▶ STATED EXERCISE
Output every entry exactly as given.

▶ SUPPLIED RECORDS

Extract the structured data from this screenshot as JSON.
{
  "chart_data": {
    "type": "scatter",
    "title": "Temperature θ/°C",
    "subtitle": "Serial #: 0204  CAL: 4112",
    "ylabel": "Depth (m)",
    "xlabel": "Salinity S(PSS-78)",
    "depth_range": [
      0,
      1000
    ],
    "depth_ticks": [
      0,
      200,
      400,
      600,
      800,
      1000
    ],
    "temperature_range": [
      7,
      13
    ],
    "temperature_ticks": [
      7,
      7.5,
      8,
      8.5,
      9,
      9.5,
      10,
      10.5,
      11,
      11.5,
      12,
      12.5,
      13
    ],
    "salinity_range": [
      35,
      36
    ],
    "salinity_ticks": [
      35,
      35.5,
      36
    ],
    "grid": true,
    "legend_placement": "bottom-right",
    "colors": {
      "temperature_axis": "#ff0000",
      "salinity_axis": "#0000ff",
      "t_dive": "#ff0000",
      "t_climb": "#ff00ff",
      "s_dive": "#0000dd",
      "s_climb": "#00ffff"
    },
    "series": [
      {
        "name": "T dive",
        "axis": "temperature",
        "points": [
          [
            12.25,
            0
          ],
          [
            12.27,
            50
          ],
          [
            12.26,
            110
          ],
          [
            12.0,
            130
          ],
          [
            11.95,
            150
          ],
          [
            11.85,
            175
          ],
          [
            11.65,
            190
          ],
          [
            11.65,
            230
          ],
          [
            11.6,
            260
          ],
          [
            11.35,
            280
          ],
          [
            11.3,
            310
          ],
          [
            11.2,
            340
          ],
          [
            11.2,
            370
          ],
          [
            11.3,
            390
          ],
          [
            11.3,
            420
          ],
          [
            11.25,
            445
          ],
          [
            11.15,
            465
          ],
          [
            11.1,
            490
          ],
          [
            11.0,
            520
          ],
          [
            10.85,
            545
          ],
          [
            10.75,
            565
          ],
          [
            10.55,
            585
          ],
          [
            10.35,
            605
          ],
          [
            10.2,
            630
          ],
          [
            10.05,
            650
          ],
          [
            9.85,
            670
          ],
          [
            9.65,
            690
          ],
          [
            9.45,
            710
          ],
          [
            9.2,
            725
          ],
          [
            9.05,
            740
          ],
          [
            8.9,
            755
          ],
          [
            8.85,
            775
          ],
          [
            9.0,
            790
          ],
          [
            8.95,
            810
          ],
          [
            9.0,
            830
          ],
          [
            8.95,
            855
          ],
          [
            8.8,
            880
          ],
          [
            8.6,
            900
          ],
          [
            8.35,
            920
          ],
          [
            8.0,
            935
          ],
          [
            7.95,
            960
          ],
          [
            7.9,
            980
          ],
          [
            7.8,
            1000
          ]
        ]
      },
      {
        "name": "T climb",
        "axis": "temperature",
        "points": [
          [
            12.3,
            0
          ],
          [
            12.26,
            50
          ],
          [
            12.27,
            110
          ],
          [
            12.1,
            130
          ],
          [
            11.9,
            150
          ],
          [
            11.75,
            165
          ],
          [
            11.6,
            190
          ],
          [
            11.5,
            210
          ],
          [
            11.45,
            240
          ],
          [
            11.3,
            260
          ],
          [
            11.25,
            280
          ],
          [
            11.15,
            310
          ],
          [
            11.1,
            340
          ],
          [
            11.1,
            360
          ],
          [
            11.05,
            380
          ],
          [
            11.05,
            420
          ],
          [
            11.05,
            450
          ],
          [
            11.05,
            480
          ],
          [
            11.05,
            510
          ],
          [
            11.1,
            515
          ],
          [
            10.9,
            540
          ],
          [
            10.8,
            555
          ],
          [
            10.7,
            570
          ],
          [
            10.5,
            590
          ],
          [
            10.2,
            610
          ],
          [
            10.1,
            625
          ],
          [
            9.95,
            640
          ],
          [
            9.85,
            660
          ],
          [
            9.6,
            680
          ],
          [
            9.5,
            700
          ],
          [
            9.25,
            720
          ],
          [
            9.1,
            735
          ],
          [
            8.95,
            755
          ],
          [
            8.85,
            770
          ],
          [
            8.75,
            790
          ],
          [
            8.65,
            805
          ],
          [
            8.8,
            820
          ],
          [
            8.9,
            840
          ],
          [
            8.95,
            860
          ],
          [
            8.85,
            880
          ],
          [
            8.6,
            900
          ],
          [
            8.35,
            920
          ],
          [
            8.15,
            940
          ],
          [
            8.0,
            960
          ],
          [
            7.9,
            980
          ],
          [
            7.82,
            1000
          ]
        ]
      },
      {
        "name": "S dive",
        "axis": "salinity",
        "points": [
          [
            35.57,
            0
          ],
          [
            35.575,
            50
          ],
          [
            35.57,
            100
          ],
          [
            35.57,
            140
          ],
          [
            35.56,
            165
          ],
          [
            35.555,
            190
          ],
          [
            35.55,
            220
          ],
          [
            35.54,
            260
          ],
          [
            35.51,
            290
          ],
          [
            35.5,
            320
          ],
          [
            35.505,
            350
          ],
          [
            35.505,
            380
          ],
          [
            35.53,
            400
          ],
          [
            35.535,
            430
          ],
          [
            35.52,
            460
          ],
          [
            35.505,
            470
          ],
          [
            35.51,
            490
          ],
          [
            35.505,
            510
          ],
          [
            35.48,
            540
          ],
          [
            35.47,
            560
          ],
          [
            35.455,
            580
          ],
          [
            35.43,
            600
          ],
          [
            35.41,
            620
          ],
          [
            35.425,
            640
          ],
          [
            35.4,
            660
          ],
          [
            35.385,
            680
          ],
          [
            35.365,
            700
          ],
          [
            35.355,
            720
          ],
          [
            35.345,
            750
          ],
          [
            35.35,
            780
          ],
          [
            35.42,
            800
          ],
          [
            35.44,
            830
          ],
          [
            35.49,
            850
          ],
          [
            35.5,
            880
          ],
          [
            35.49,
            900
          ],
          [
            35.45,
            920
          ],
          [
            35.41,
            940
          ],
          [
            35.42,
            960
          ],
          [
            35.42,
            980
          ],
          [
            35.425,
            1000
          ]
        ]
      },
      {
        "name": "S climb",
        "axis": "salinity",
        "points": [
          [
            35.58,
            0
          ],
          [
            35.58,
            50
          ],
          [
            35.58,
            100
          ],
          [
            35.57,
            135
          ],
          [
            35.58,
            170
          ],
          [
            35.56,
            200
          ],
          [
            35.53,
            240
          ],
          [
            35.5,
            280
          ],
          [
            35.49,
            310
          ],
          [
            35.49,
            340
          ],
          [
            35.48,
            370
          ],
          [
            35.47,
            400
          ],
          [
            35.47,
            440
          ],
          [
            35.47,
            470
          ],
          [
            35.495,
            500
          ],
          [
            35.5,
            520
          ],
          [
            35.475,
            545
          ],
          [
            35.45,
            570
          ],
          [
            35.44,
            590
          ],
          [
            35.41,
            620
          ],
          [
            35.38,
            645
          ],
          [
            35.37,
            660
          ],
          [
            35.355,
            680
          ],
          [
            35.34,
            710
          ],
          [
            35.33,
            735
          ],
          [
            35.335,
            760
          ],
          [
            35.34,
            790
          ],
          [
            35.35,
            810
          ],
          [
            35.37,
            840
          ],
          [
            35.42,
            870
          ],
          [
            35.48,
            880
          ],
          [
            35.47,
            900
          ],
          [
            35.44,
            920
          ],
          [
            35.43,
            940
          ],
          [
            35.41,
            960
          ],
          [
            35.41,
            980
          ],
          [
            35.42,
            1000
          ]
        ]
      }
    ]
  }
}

▶ ANSWER TO THE EXERCISE
Extract the structured data from this screenshot as JSON.
{
  "chart_data": {
    "type": "scatter",
    "title": "Temperature θ/°C",
    "subtitle": "Serial #: 0204  CAL: 4112",
    "ylabel": "Depth (m)",
    "xlabel": "Salinity S(PSS-78)",
    "depth_range": [
      0,
      1000
    ],
    "depth_ticks": [
      0,
      200,
      400,
      600,
      800,
      1000
    ],
    "temperature_range": [
      7,
      13
    ],
    "temperature_ticks": [
      7,
      7.5,
      8,
      8.5,
      9,
      9.5,
      10,
      10.5,
      11,
      11.5,
      12,
      12.5,
      13
    ],
    "salinity_range": [
      35,
      36
    ],
    "salinity_ticks": [
      35,
      35.5,
      36
    ],
    "grid": true,
    "legend_placement": "bottom-right",
    "colors": {
      "temperature_axis": "#ff0000",
      "salinity_axis": "#0000ff",
      "t_dive": "#ff0000",
      "t_climb": "#ff00ff",
      "s_dive": "#0000dd",
      "s_climb": "#00ffff"
    },
    "series": [
      {
        "name": "T dive",
        "axis": "temperature",
        "points": [
          [
            12.25,
            0
          ],
          [
            12.27,
            50
          ],
          [
            12.26,
            110
          ],
          [
            12.0,
            130
          ],
          [
            11.95,
            150
          ],
          [
            11.85,
            175
          ],
          [
            11.65,
            190
          ],
          [
            11.65,
            230
          ],
          [
            11.6,
            260
          ],
          [
            11.35,
            280
          ],
          [
            11.3,
            310
          ],
          [
            11.2,
            340
          ],
          [
            11.2,
            370
          ],
          [
            11.3,
            390
          ],
          [
            11.3,
            420
          ],
          [
            11.25,
            445
          ],
          [
            11.15,
            465
          ],
          [
            11.1,
            490
          ],
          [
            11.0,
            520
          ],
          [
            10.85,
            545
          ],
          [
            10.75,
            565
          ],
          [
            10.55,
            585
          ],
          [
            10.35,
            605
          ],
          [
            10.2,
            630
          ],
          [
            10.05,
            650
          ],
          [
            9.85,
            670
          ],
          [
            9.65,
            690
          ],
          [
            9.45,
            710
          ],
          [
            9.2,
            725
          ],
          [
            9.05,
            740
          ],
          [
            8.9,
            755
          ],
          [
            8.85,
            775
          ],
          [
            9.0,
            790
          ],
          [
            8.95,
            810
          ],
          [
            9.0,
            830
          ],
          [
            8.95,
            855
          ],
          [
            8.8,
            880
          ],
          [
            8.6,
            900
          ],
          [
            8.35,
            920
          ],
          [
            8.0,
            935
          ],
          [
            7.95,
            960
          ],
          [
            7.9,
            980
          ],
          [
            7.8,
            1000
          ]
        ]
      },
      {
        "name": "T climb",
        "axis": "temperature",
        "points": [
          [
            12.3,
            0
          ],
          [
            12.26,
            50
          ],
          [
            12.27,
            110
          ],
          [
            12.1,
            130
          ],
          [
            11.9,
            150
          ],
          [
            11.75,
            165
          ],
          [
            11.6,
            190
          ],
          [
            11.5,
            210
          ],
          [
            11.45,
            240
          ],
          [
            11.3,
            260
          ],
          [
            11.25,
            280
          ],
          [
            11.15,
            310
          ],
          [
            11.1,
            340
          ],
          [
            11.1,
            360
          ],
          [
            11.05,
            380
          ],
          [
            11.05,
            420
          ],
          [
            11.05,
            450
          ],
          [
            11.05,
            480
          ],
          [
            11.05,
            510
          ],
          [
            11.1,
            515
          ],
          [
            10.9,
            540
          ],
          [
            10.8,
            555
          ],
          [
            10.7,
            570
          ],
          [
            10.5,
            590
          ],
          [
            10.2,
            610
          ],
          [
            10.1,
            625
          ],
          [
            9.95,
            640
          ],
          [
            9.85,
            660
          ],
          [
            9.6,
            680
          ],
          [
            9.5,
            700
          ],
          [
            9.25,
            720
          ],
          [
            9.1,
            735
          ],
          [
            8.95,
            755
          ],
          [
            8.85,
            770
          ],
          [
            8.75,
            790
          ],
          [
            8.65,
            805
          ],
          [
            8.8,
            820
          ],
          [
            8.9,
            840
          ],
          [
            8.95,
            860
          ],
          [
            8.85,
            880
          ],
          [
            8.6,
            900
          ],
          [
            8.35,
            920
          ],
          [
            8.15,
            940
          ],
          [
            8.0,
            960
          ],
          [
            7.9,
            980
          ],
          [
            7.82,
            1000
          ]
        ]
      },
      {
        "name": "S dive",
        "axis": "salinity",
        "points": [
          [
            35.57,
            0
          ],
          [
            35.575,
            50
          ],
          [
            35.57,
            100
          ],
          [
            35.57,
            140
          ],
          [
            35.56,
            165
          ],
          [
            35.555,
            190
          ],
          [
            35.55,
            220
          ],
          [
            35.54,
            260
          ],
          [
            35.51,
            290
          ],
          [
            35.5,
            320
          ],
          [
            35.505,
            350
          ],
          [
            35.505,
            380
          ],
          [
            35.53,
            400
          ],
          [
            35.535,
            430
          ],
          [
            35.52,
            460
          ],
          [
            35.505,
            470
          ],
          [
            35.51,
            490
          ],
          [
            35.505,
            510
          ],
          [
            35.48,
            540
          ],
          [
            35.47,
            560
          ],
          [
            35.455,
            580
          ],
          [
            35.43,
            600
          ],
          [
            35.41,
            620
          ],
          [
            35.425,
            640
          ],
          [
            35.4,
            660
          ],
          [
            35.385,
            680
          ],
          [
            35.365,
            700
          ],
          [
            35.355,
            720
          ],
          [
            35.345,
            750
          ],
          [
            35.35,
            780
          ],
          [
            35.42,
            800
          ],
          [
            35.44,
            830
          ],
          [
            35.49,
            850
          ],
          [
            35.5,
            880
          ],
          [
            35.49,
            900
          ],
          [
            35.45,
            920
          ],
          [
            35.41,
            940
          ],
          [
            35.42,
            960
          ],
          [
            35.42,
            980
          ],
          [
            35.425,
            1000
          ]
        ]
      },
      {
        "name": "S climb",
        "axis": "salinity",
        "points": [
          [
            35.58,
            0
          ],
          [
            35.58,
            50
          ],
          [
            35.58,
            100
          ],
          [
            35.57,
            135
          ],
          [
            35.58,
            170
          ],
          [
            35.56,
            200
          ],
          [
            35.53,
            240
          ],
          [
            35.5,
            280
          ],
          [
            35.49,
            310
          ],
          [
            35.49,
            340
          ],
          [
            35.48,
            370
          ],
          [
            35.47,
            400
          ],
          [
            35.47,
            440
          ],
          [
            35.47,
            470
          ],
          [
            35.495,
            500
          ],
          [
            35.5,
            520
          ],
          [
            35.475,
            545
          ],
          [
            35.45,
            570
          ],
          [
            35.44,
            590
          ],
          [
            35.41,
            620
          ],
          [
            35.38,
            645
          ],
          [
            35.37,
            660
          ],
          [
            35.355,
            680
          ],
          [
            35.34,
            710
          ],
          [
            35.33,
            735
          ],
          [
            35.335,
            760
          ],
          [
            35.34,
            790
          ],
          [
            35.35,
            810
          ],
          [
            35.37,
            840
          ],
          [
            35.42,
            870
          ],
          [
            35.48,
            880
          ],
          [
            35.47,
            900
          ],
          [
            35.44,
            920
          ],
          [
            35.43,
            940
          ],
          [
            35.41,
            960
          ],
          [
            35.41,
            980
          ],
          [
            35.42,
            1000
          ]
        ]
      }
    ]
  }
}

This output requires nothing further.